## What you have to do
Can you return, character for character, the lines of the records from the one containing "viewer-card[interactable]: TeteninZipposu Living" through the one containing "270, 530, 297]"?

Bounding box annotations
__________________________________________________

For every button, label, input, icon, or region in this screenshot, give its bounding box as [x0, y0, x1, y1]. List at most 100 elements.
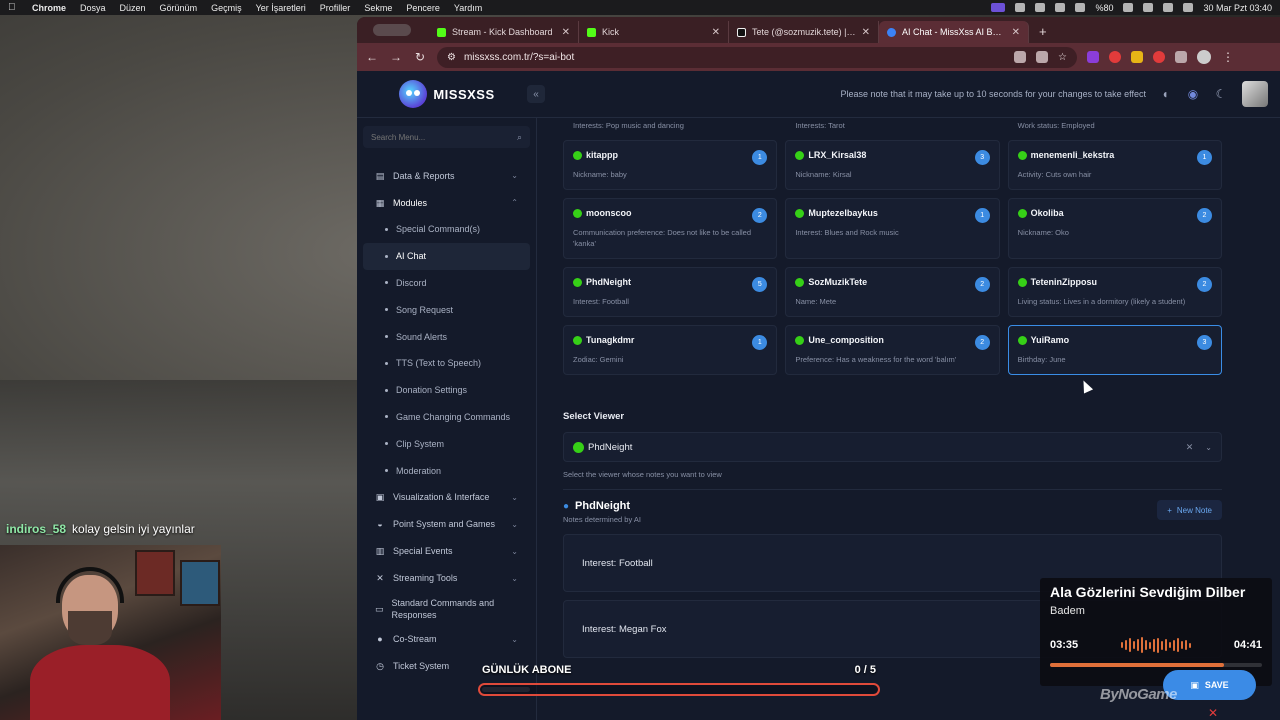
viewer-card[interactable]: TeteninZipposu Living status: Lives in a …	[1007, 267, 1222, 317]
menubar-datetime[interactable]: 30 Mar Pzt 03:40	[1203, 3, 1272, 13]
viewer-card[interactable]: menemenli_kekstra Activity: Cuts own hair…	[1007, 140, 1222, 190]
sidebar-subitem-discord[interactable]: Discord	[363, 270, 530, 297]
viewer-card[interactable]: Okoliba Nickname: Oko 2	[1007, 198, 1222, 259]
headset-icon[interactable]: ◖	[1158, 87, 1172, 101]
address-bar[interactable]: ⚙ missxss.com.tr/?s=ai-bot ☆	[437, 46, 1077, 68]
extensions-puzzle-icon[interactable]	[1175, 51, 1187, 63]
menu-item-file[interactable]: Dosya	[80, 3, 106, 13]
new-tab-icon[interactable]: +	[1039, 24, 1047, 39]
chevron-down-icon[interactable]: ⌄	[1205, 443, 1212, 452]
tab-ai-chat[interactable]: AI Chat - MissXss AI Bot Syst ✕	[879, 21, 1029, 43]
sidebar-subitem-game-changing-commands[interactable]: Game Changing Commands	[363, 404, 530, 431]
close-icon[interactable]: ✕	[712, 27, 720, 38]
waveform-bar	[1177, 638, 1179, 652]
sidebar-item-streaming-tools[interactable]: ✕ Streaming Tools ⌄	[363, 565, 530, 592]
profile-avatar[interactable]	[1197, 50, 1211, 64]
site-info-icon[interactable]: ⚙	[447, 52, 456, 63]
sidebar-subitem-special-commands[interactable]: Special Command(s)	[363, 216, 530, 243]
viewer-select[interactable]: PhdNeight ✕ ⌄	[563, 432, 1222, 462]
viewer-card[interactable]: Tunagkdmr Zodiac: Gemini 1	[563, 325, 778, 375]
clear-icon[interactable]: ✕	[1186, 442, 1194, 453]
more-icon[interactable]: ⋮	[1221, 50, 1235, 64]
sidebar-item-standard-commands[interactable]: ▭ Standard Commands and Responses	[363, 592, 530, 626]
search-input[interactable]	[371, 132, 517, 142]
menu-item-bookmarks[interactable]: Yer İşaretleri	[256, 3, 306, 13]
wifi-icon[interactable]	[1143, 3, 1154, 12]
menu-item-history[interactable]: Geçmiş	[211, 3, 242, 13]
viewer-card[interactable]: Une_composition Preference: Has a weaknes…	[785, 325, 1000, 375]
note-text: Interest: Football	[582, 557, 653, 569]
screen-share-icon[interactable]	[991, 3, 1006, 12]
sidebar-item-co-stream[interactable]: ● Co-Stream ⌄	[363, 626, 530, 653]
sidebar-item-point-system[interactable]: ◒ Point System and Games ⌄	[363, 511, 530, 538]
battery-icon[interactable]	[1123, 3, 1134, 12]
extension-icon[interactable]	[1131, 51, 1143, 63]
sidebar-subitem-moderation[interactable]: Moderation	[363, 457, 530, 484]
spotlight-icon[interactable]	[1163, 3, 1174, 12]
reload-icon[interactable]: ↻	[413, 50, 427, 64]
close-icon[interactable]: ✕	[1012, 27, 1020, 38]
sidebar-item-visualization[interactable]: ▣ Visualization & Interface ⌄	[363, 484, 530, 511]
play-icon[interactable]	[1055, 3, 1066, 12]
extension-icon[interactable]	[1087, 51, 1099, 63]
viewer-card[interactable]: Muptezelbaykus Interest: Blues and Rock m…	[785, 198, 1000, 259]
extension-icon[interactable]	[1153, 51, 1165, 63]
close-icon[interactable]: ✕	[562, 27, 570, 38]
window-controls[interactable]	[373, 24, 411, 36]
sidebar-item-modules[interactable]: ▦ Modules ⌃	[363, 189, 530, 216]
tab-kick[interactable]: Kick ✕	[579, 21, 729, 43]
stream-chat-message: indiros_58 kolay gelsin iyi yayınlar	[6, 522, 195, 536]
viewer-card[interactable]: kitappp Nickname: baby 1	[563, 140, 778, 190]
sidebar-item-data-reports[interactable]: ▤ Data & Reports ⌄	[363, 162, 530, 189]
viewer-card[interactable]: SozMuzikTete Name: Mete 2	[785, 267, 1000, 317]
select-viewer-label: Select Viewer	[563, 411, 625, 422]
menu-item-profiles[interactable]: Profiller	[320, 3, 351, 13]
tab-tiktok[interactable]: Tete (@sozmuzik.tete) | TikTo ✕	[729, 21, 879, 43]
cast-icon[interactable]	[1014, 51, 1027, 63]
sidebar-subitem-label: Donation Settings	[396, 385, 468, 396]
viewer-card[interactable]: YuiRamo Birthday: June 3	[1007, 325, 1222, 375]
collapse-sidebar-icon[interactable]: «	[527, 85, 545, 103]
viewer-card[interactable]: moonscoo Communication preference: Does n…	[563, 198, 778, 259]
sidebar-subitem-clip-system[interactable]: Clip System	[363, 430, 530, 457]
record-icon[interactable]	[1035, 3, 1046, 12]
bullet-icon	[385, 227, 388, 231]
sidebar-subitem-label: Game Changing Commands	[396, 411, 511, 422]
menu-app-name[interactable]: Chrome	[32, 3, 66, 13]
sidebar-subitem-song-request[interactable]: Song Request	[363, 296, 530, 323]
menu-item-window[interactable]: Pencere	[406, 3, 440, 13]
wall-poster	[135, 550, 175, 596]
apple-icon[interactable]: 	[8, 2, 18, 13]
tray-app-icon[interactable]	[1015, 3, 1026, 12]
close-icon[interactable]: ✕	[862, 27, 870, 38]
waveform-icon	[1086, 637, 1226, 653]
key-icon[interactable]	[1036, 51, 1049, 63]
discord-icon[interactable]: ◉	[1186, 87, 1200, 101]
sidebar-subitem-ai-chat[interactable]: AI Chat	[363, 242, 530, 270]
viewer-name-text: menemenli_kekstra	[1030, 150, 1115, 160]
close-icon[interactable]: ✕	[1208, 706, 1218, 720]
extension-icon[interactable]	[1109, 51, 1121, 63]
search-icon[interactable]: ⌕	[517, 132, 522, 143]
viewer-card[interactable]: LRX_Kirsal38 Nickname: Kirsal 3	[785, 140, 1000, 190]
logo[interactable]: MISSXSS	[357, 80, 537, 108]
bluetooth-icon[interactable]	[1075, 3, 1086, 12]
moon-icon[interactable]: ☾	[1214, 87, 1228, 101]
row-gap	[563, 317, 1222, 325]
menu-item-tab[interactable]: Sekme	[364, 3, 392, 13]
sidebar-subitem-tts[interactable]: TTS (Text to Speech)	[363, 350, 530, 377]
sidebar-item-special-events[interactable]: ▥ Special Events ⌄	[363, 538, 530, 565]
new-note-button[interactable]: + New Note	[1157, 500, 1222, 520]
menu-item-edit[interactable]: Düzen	[120, 3, 146, 13]
back-icon[interactable]: ←	[365, 50, 379, 64]
sidebar-subitem-sound-alerts[interactable]: Sound Alerts	[363, 323, 530, 350]
sidebar-subitem-donation-settings[interactable]: Donation Settings	[363, 377, 530, 404]
forward-icon[interactable]: →	[389, 50, 403, 64]
control-center-icon[interactable]	[1183, 3, 1194, 12]
viewer-card[interactable]: PhdNeight Interest: Football 5	[563, 267, 778, 317]
star-icon[interactable]: ☆	[1058, 52, 1067, 63]
menu-item-view[interactable]: Görünüm	[160, 3, 198, 13]
tab-kick-dashboard[interactable]: Stream - Kick Dashboard ✕	[429, 21, 579, 43]
menu-item-help[interactable]: Yardım	[454, 3, 482, 13]
avatar[interactable]	[1242, 81, 1268, 107]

__________________________________________________

## Problem solution
viewer-card[interactable]: TeteninZipposu Living status: Lives in a …	[1007, 267, 1222, 317]
menubar-datetime[interactable]: 30 Mar Pzt 03:40	[1203, 3, 1272, 13]
viewer-card[interactable]: menemenli_kekstra Activity: Cuts own hair…	[1007, 140, 1222, 190]
sidebar-subitem-discord[interactable]: Discord	[363, 270, 530, 297]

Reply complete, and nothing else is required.